EXTRACT TO READ:
════════════════
Posted By: Wonder Boy Re: Trendy/hip political buzz-words - 2014-05-24 11:18 PM


I just learned that "crossing the Rubicon" refers to when Julius Ceasar crossed the Rubicon river during his power grab to turn Rome from a republic into an empire.
Posted By: the G-man Re: Trendy/hip political buzz-words - 2014-05-24 11:27 PM
This whole thing of adults accusing each other of "bullying." "Bullying" has become anything that politician A says that's unflattering about politician B or vice versa.
Posted By: Wonder Boy Re: Trendy/hip political buzz-words - 2014-09-23 5:50 PM


The phrases I'm sick to death of hearing over the last 2 weeks, (regarding Obama's course of action against ISIS in Iraq and Syria) are:

1) "boots on the ground", the annoying term for whether Obama will limit U.S. military involvement to air-strikes, or will take the necessary step of sending in ground troops to complete the mission. Because no other potential ally in the region, such as Syrian resistance fighers or the Kurds, or Iraq, or Jordan, have the ground troops needed to do the job right.

2) "it's like three-dimensional chess", another annoying term for the complexity of the situation in Iraq/Syria, with no easy solutions.
════════════════
TASKS TO CARRY OUT:
1: From the forum thread on political buzz-words, output the passage starting at "I just learned" and ending at "into an empire.", with no changes.
2: List every phrase or word that the posters in the forum thread on political buzz-words put in quotation marks.
3: Answer these from the forum thread on political buzz-words:
(a) Which river is named in the first post?
(b) Which poster complains about adults accusing each other of "bullying"?
(c) On what date was the post about Obama's course of action against ISIS made?
The material that follows plays no part in this work.

RECORDED DATA:
════════════════
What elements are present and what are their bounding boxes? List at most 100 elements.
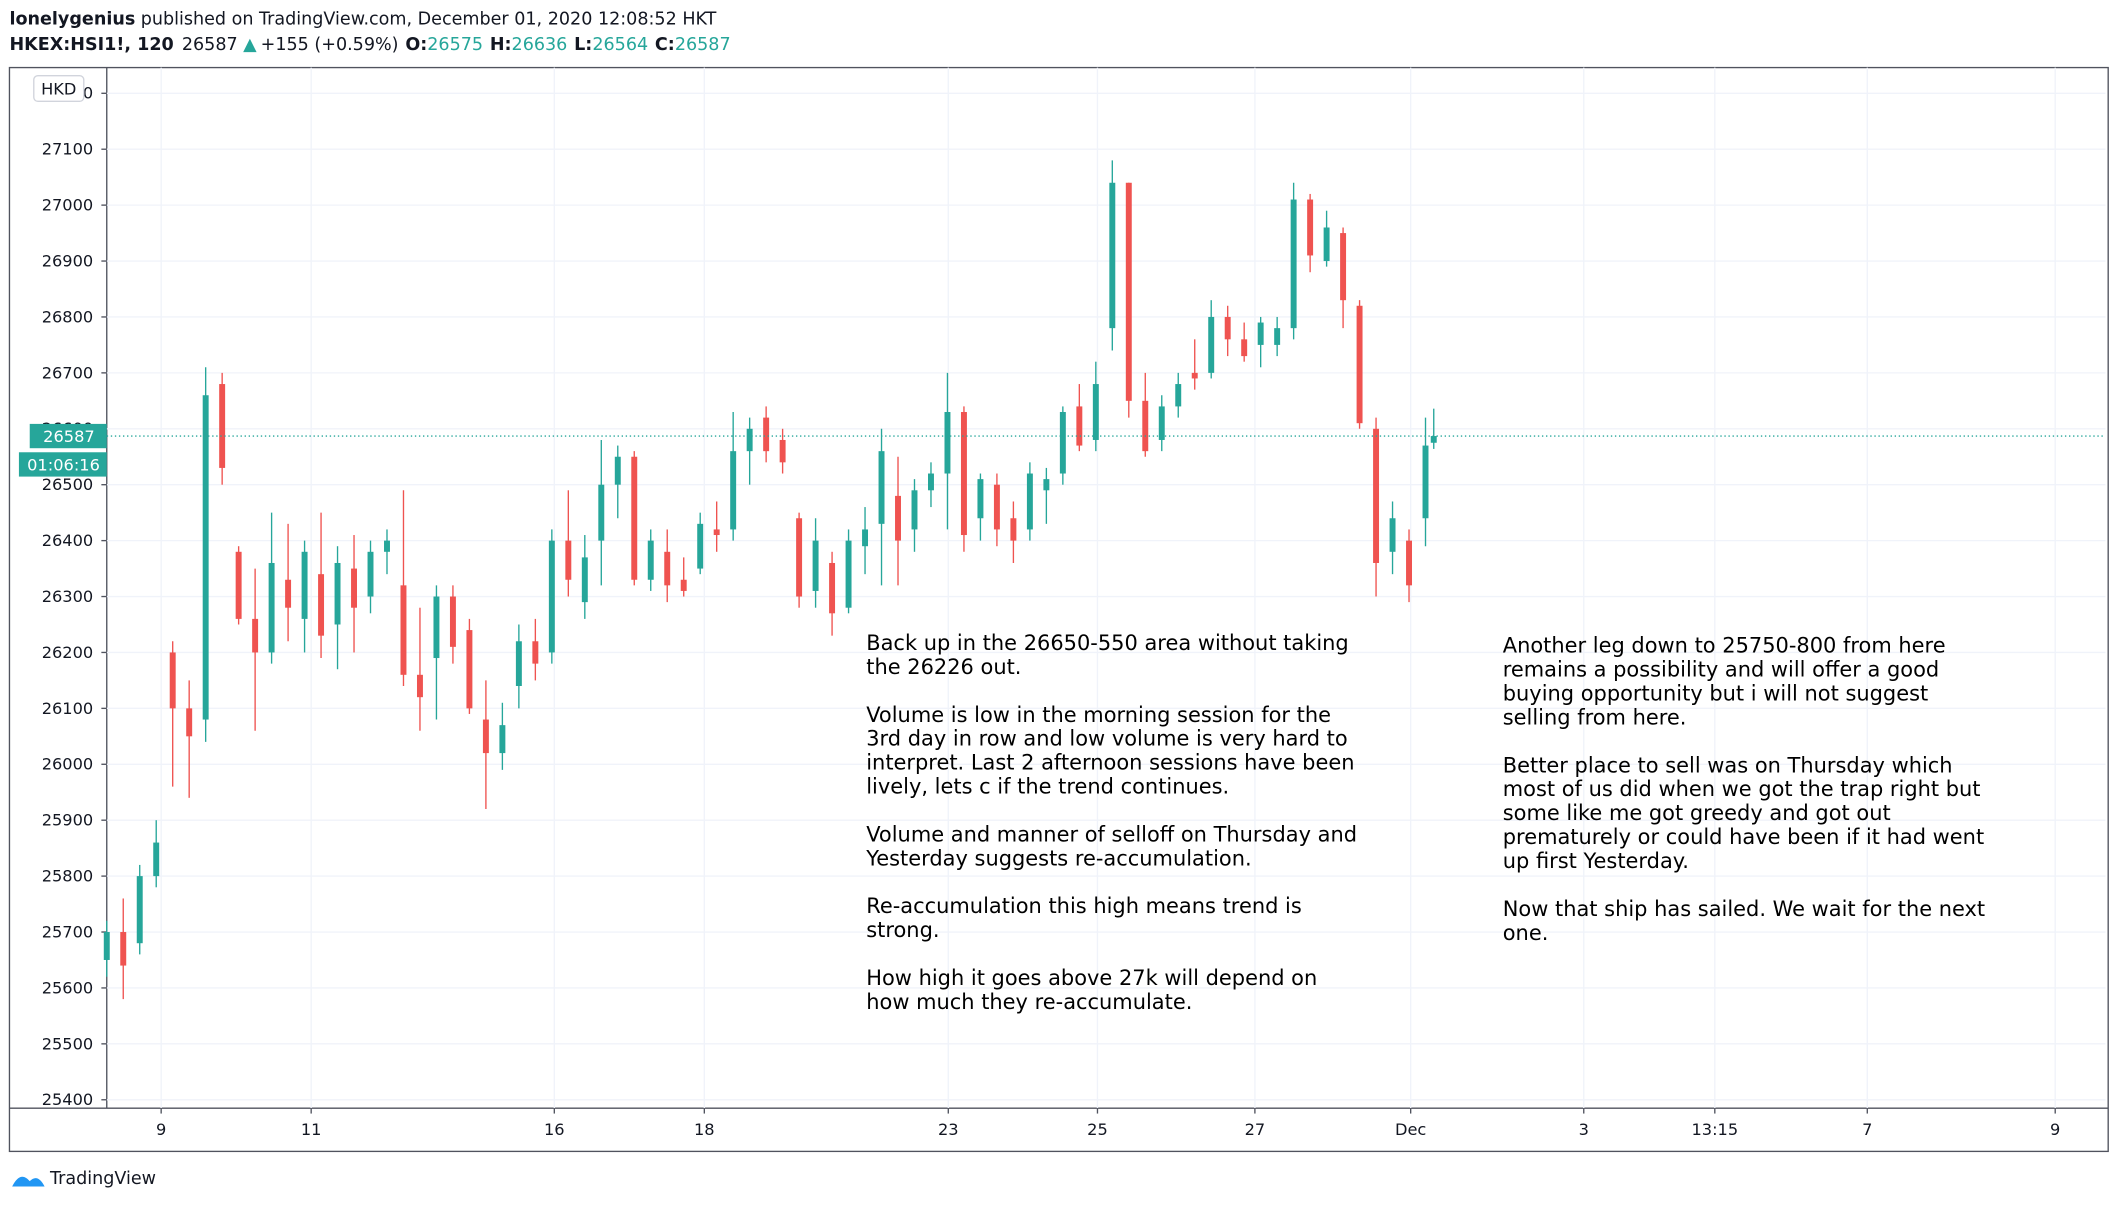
════════════════
TASK ANSWERS:
1:
I just learned that "crossing the Rubicon" refers to when Julius Ceasar crossed the Rubicon river during his power grab to turn Rome from a republic into an empire.

2:
- "crossing the Rubicon"
- "bullying"
- "boots on the ground"
- "it's like three-dimensional chess"

3:
(a) The Rubicon river.
(b) The G-man.
(c) 2014-09-23.